** Given data **
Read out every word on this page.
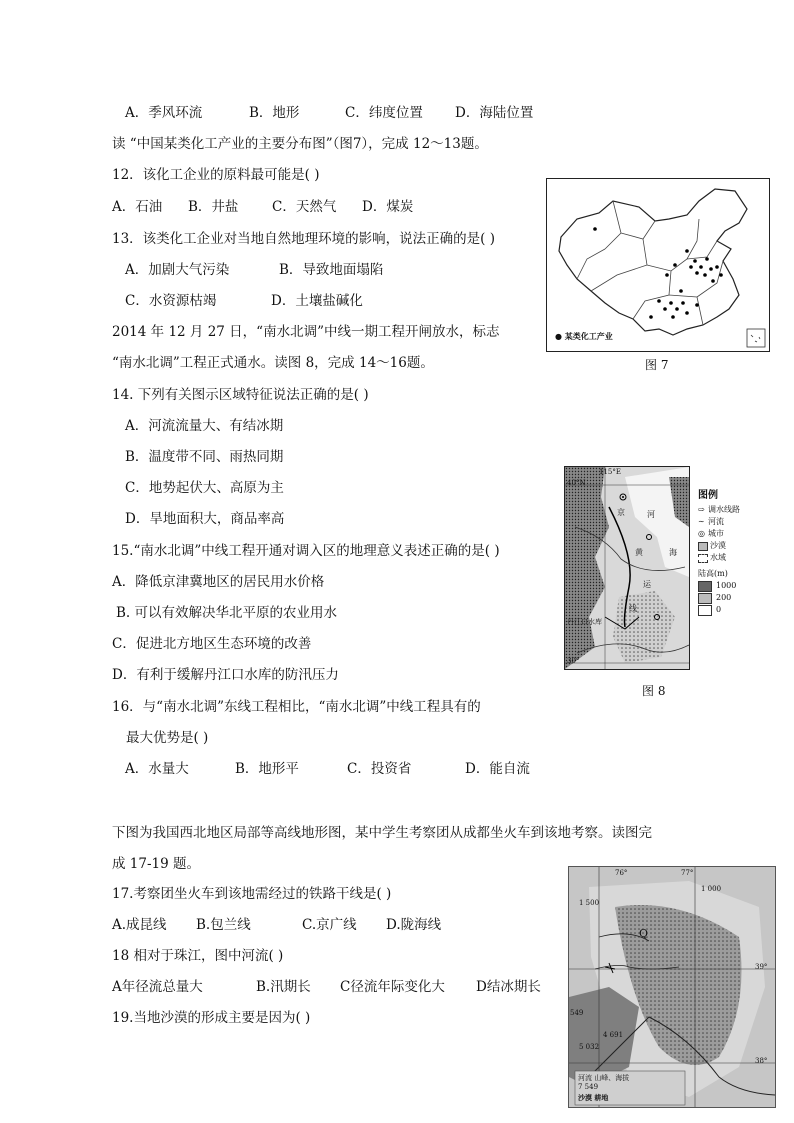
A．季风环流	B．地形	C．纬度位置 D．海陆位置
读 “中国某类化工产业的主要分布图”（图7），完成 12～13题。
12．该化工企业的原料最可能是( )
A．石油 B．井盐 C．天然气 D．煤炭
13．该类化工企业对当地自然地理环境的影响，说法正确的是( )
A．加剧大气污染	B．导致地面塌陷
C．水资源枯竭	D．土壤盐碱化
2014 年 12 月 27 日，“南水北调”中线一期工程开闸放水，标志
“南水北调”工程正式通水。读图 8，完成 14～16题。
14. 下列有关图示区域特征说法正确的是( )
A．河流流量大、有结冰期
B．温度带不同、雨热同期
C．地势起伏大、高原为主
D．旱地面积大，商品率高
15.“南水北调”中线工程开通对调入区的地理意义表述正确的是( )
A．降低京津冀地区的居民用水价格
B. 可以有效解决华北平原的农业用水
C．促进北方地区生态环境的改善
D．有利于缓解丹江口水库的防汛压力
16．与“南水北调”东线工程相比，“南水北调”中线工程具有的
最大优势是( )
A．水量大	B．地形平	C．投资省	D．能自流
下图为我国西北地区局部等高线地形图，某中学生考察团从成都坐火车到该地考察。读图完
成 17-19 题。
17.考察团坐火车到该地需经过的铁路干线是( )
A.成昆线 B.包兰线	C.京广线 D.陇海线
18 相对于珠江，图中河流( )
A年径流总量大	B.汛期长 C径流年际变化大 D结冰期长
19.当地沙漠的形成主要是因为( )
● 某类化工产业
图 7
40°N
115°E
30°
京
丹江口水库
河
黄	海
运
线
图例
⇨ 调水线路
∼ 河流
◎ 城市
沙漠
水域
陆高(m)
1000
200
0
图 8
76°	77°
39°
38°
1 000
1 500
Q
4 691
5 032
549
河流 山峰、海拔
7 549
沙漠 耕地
==
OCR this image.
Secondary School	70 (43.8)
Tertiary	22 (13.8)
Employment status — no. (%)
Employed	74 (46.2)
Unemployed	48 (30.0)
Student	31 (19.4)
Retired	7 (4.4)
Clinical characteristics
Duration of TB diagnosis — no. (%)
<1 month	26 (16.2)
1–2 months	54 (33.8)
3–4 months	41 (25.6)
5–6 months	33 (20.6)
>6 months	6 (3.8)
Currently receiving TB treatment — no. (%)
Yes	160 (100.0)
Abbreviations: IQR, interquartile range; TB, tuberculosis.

** Task instructions **
Read the entries and select each line where the word "months" is found.

** Correct output **
1–2 months	54 (33.8)
3–4 months	41 (25.6)
5–6 months	33 (20.6)
>6 months	6 (3.8)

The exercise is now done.